◆ **Stored data entries**
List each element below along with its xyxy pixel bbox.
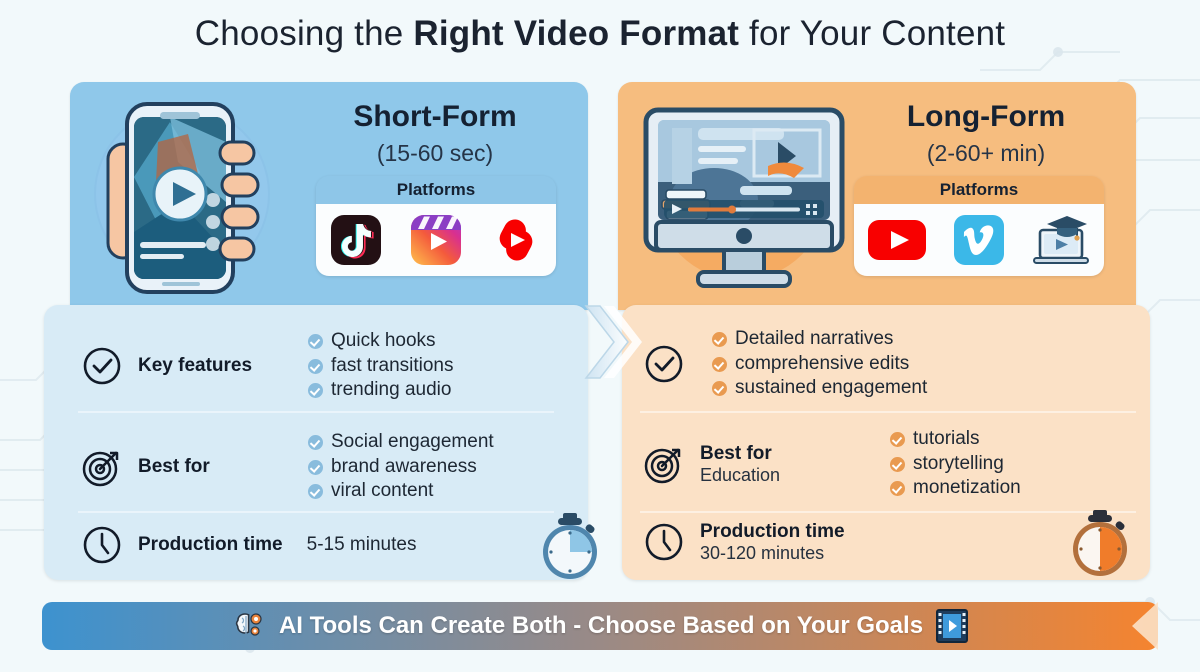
- bullet-text: Social engagement: [331, 430, 494, 455]
- check-circle-icon: [642, 342, 686, 386]
- row-best-for-long: Best for Education tutorials storytellin…: [642, 427, 1142, 501]
- check-circle-icon: [80, 344, 124, 388]
- bullet-text: tutorials: [913, 427, 980, 452]
- chevron-right-icon: [584, 298, 646, 386]
- check-badge-icon: [890, 432, 905, 447]
- stopwatch-short-icon: [532, 507, 608, 583]
- list-item: storytelling: [890, 452, 1021, 477]
- list-item: Quick hooks: [308, 329, 454, 354]
- row-sublabel-text: Education: [700, 465, 890, 485]
- title-after: for Your Content: [739, 14, 1005, 53]
- check-badge-icon: [308, 460, 323, 475]
- row-divider: [78, 411, 554, 413]
- check-badge-icon: [308, 359, 323, 374]
- clock-icon: [80, 523, 124, 567]
- list-item: brand awareness: [308, 455, 494, 480]
- row-production-time-long: Production time 30-120 minutes: [642, 520, 1142, 564]
- list-item: trending audio: [308, 378, 454, 403]
- bullet-text: monetization: [913, 476, 1021, 501]
- title-highlight: Right Video Format: [413, 14, 739, 53]
- target-icon: [80, 445, 124, 489]
- bullet-text: fast transitions: [331, 354, 454, 379]
- check-badge-icon: [712, 357, 727, 372]
- summary-banner: AI Tools Can Create Both - Choose Based …: [42, 602, 1158, 650]
- row-label-text: Production time: [700, 521, 845, 542]
- production-time-value: 30-120 minutes: [700, 543, 845, 563]
- youtube-icon[interactable]: [866, 216, 928, 264]
- check-badge-icon: [712, 381, 727, 396]
- short-form-duration: (15-60 sec): [285, 140, 585, 167]
- platforms-label: Platforms: [854, 176, 1104, 204]
- page-title: Choosing the Right Video Format for Your…: [0, 14, 1200, 54]
- check-badge-icon: [308, 484, 323, 499]
- platforms-label: Platforms: [316, 176, 556, 204]
- bullet-text: Detailed narratives: [735, 327, 893, 352]
- check-badge-icon: [308, 435, 323, 450]
- row-divider: [640, 411, 1136, 413]
- bullet-list: Social engagement brand awareness viral …: [308, 430, 494, 504]
- instagram-reels-icon[interactable]: [409, 213, 463, 267]
- list-item: tutorials: [890, 427, 1021, 452]
- production-time-value: 5-15 minutes: [307, 534, 417, 556]
- list-item: sustained engagement: [712, 376, 927, 401]
- banner-text: AI Tools Can Create Both - Choose Based …: [279, 612, 923, 640]
- list-item: viral content: [308, 479, 494, 504]
- short-form-title: Short-Form: [285, 100, 585, 134]
- row-label-text: Key features: [138, 355, 252, 376]
- bullet-list: Detailed narratives comprehensive edits …: [712, 327, 927, 401]
- list-item: fast transitions: [308, 354, 454, 379]
- long-form-platforms: Platforms: [854, 176, 1104, 276]
- film-play-icon: [935, 608, 969, 644]
- list-item: monetization: [890, 476, 1021, 501]
- bullet-text: viral content: [331, 479, 433, 504]
- long-form-duration: (2-60+ min): [836, 140, 1136, 167]
- hand-holding-phone-icon: [70, 82, 285, 310]
- bullet-text: storytelling: [913, 452, 1004, 477]
- list-item: comprehensive edits: [712, 352, 927, 377]
- long-form-title: Long-Form: [836, 100, 1136, 134]
- check-badge-icon: [712, 332, 727, 347]
- row-production-time-short: Production time 5-15 minutes: [80, 523, 580, 567]
- youtube-shorts-icon[interactable]: [489, 213, 543, 267]
- row-label-text: Best for: [700, 443, 772, 464]
- row-divider: [78, 511, 554, 513]
- row-key-features-long: Detailed narratives comprehensive edits …: [642, 327, 1122, 401]
- short-form-platforms: Platforms: [316, 176, 556, 276]
- short-form-card-body: Key features Quick hooks fast transition…: [44, 305, 588, 580]
- infographic-canvas: Choosing the Right Video Format for Your…: [0, 0, 1200, 672]
- short-form-card-header: Short-Form (15-60 sec) Platforms: [70, 82, 588, 310]
- row-label-text: Production time: [138, 534, 283, 555]
- bullet-text: brand awareness: [331, 455, 477, 480]
- check-badge-icon: [890, 457, 905, 472]
- row-label-text: Best for: [138, 456, 210, 477]
- online-course-icon[interactable]: [1030, 212, 1092, 268]
- row-key-features-short: Key features Quick hooks fast transition…: [80, 329, 550, 403]
- bullet-text: Quick hooks: [331, 329, 436, 354]
- check-badge-icon: [890, 481, 905, 496]
- bullet-text: sustained engagement: [735, 376, 927, 401]
- clock-icon: [642, 520, 686, 564]
- long-form-card-header: Long-Form (2-60+ min) Platforms: [618, 82, 1136, 310]
- title-before: Choosing the: [195, 14, 414, 53]
- bullet-list: Quick hooks fast transitions trending au…: [308, 329, 454, 403]
- bullet-text: comprehensive edits: [735, 352, 909, 377]
- list-item: Detailed narratives: [712, 327, 927, 352]
- check-badge-icon: [308, 334, 323, 349]
- vimeo-icon[interactable]: [952, 213, 1006, 267]
- desktop-monitor-video-icon: [628, 82, 858, 310]
- brain-gears-icon: [231, 608, 267, 644]
- tiktok-icon[interactable]: [329, 213, 383, 267]
- check-badge-icon: [308, 383, 323, 398]
- list-item: Social engagement: [308, 430, 494, 455]
- row-best-for-short: Best for Social engagement brand awarene…: [80, 430, 550, 504]
- long-form-card-body: Detailed narratives comprehensive edits …: [622, 305, 1150, 580]
- stopwatch-long-icon: [1062, 504, 1138, 580]
- bullet-text: trending audio: [331, 378, 451, 403]
- target-icon: [642, 442, 686, 486]
- bullet-list: tutorials storytelling monetization: [890, 427, 1021, 501]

◆ **Problem statement**
The lines to copy are those above that contain the string "brand".

◆ **Task output**
- list-item: brand awareness: [308, 455, 494, 480]
- bullet-list: Social engagement brand awareness viral …: [308, 430, 494, 504]
- bullet-text: brand awareness: [331, 455, 477, 480]
- row-best-for-short: Best for Social engagement brand awarene…: [80, 430, 550, 504]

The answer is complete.